Keep every line where the word "title" appears; drop the rest.
■ ■ ■ ■
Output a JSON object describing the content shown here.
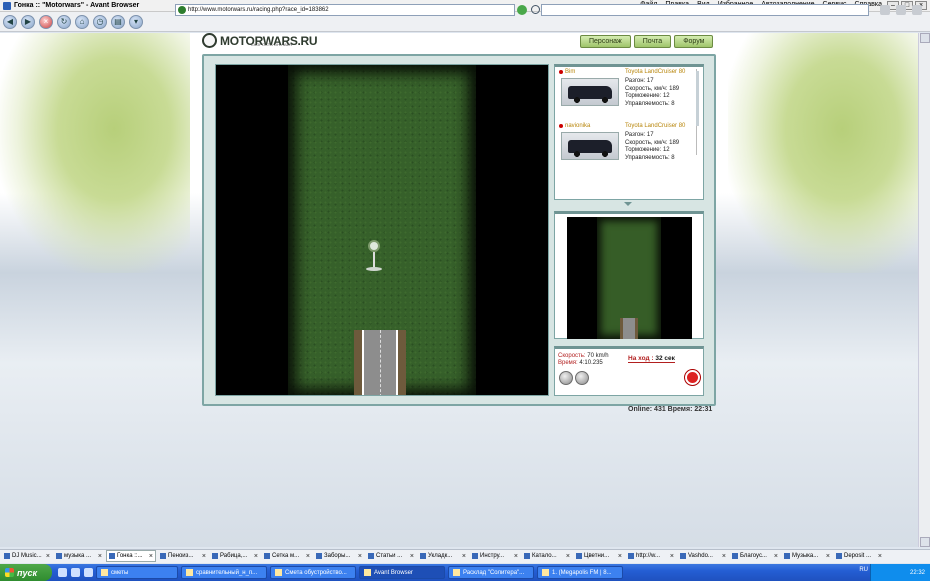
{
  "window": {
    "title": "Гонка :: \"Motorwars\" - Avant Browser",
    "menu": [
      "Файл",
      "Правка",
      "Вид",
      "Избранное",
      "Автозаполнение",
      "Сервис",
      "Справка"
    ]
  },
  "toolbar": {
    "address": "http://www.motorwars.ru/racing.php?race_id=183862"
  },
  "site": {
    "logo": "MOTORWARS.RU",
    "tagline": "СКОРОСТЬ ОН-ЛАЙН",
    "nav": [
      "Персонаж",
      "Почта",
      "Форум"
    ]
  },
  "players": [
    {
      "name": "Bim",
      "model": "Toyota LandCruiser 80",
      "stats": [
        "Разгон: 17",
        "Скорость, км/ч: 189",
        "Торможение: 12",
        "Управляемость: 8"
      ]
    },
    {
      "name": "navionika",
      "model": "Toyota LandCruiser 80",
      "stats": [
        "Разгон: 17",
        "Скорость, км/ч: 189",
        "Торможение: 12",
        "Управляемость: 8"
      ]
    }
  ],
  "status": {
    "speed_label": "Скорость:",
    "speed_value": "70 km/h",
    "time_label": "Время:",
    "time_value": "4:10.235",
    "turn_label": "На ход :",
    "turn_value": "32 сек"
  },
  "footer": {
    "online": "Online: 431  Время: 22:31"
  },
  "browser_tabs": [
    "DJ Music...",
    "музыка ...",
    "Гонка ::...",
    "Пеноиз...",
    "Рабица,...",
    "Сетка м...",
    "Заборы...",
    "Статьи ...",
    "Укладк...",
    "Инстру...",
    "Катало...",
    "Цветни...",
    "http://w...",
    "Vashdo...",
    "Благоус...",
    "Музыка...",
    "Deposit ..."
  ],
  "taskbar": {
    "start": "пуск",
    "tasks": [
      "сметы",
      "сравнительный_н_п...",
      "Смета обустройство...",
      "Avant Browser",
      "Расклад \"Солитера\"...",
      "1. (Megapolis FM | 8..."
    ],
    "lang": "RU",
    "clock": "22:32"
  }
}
■ ■ ■ ■
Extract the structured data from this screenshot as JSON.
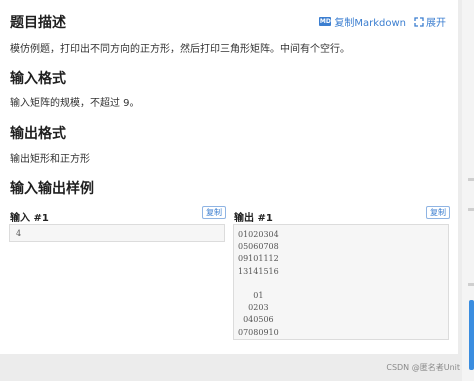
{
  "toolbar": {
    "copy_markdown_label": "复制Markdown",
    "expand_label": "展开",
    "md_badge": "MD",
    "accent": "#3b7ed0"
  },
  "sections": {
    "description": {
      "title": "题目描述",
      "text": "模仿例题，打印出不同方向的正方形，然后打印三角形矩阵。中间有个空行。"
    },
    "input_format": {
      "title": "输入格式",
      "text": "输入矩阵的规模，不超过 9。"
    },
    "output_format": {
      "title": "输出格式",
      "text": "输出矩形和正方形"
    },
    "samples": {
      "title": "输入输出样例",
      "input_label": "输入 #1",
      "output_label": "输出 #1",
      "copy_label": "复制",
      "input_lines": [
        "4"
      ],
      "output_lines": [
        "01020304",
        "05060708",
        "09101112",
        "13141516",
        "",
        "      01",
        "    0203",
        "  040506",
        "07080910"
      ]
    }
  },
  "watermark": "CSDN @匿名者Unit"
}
■ ■ ■ ■
→ **EXERCISE RESPONSE**
    "title": "Гонка :: \"Motorwars\" - Avant Browser",
      "title": "题目描述",
      "title": "输入格式",
      "title": "输出格式",
      "title": "输入输出样例",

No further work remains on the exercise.